Only lines holding the string "duration" are wanted; copy each one from the material.

═══ Input data ═══

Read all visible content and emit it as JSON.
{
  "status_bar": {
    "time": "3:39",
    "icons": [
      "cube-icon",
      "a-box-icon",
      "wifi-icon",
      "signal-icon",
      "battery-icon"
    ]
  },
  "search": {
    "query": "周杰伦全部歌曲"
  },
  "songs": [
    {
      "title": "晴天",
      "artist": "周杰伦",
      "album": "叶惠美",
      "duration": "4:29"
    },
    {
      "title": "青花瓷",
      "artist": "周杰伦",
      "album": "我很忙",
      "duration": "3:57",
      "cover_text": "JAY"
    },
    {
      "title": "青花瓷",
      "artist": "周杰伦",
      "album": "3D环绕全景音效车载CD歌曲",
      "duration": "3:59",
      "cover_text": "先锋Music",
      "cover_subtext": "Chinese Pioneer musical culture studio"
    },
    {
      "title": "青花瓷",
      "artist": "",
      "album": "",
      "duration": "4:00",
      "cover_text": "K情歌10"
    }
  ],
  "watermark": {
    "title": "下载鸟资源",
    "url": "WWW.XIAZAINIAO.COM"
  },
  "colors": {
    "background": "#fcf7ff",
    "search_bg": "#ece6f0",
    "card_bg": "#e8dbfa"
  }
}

═══

Answer to the task
      "duration": "4:29"
      "duration": "3:57",
      "duration": "3:59",
      "duration": "4:00",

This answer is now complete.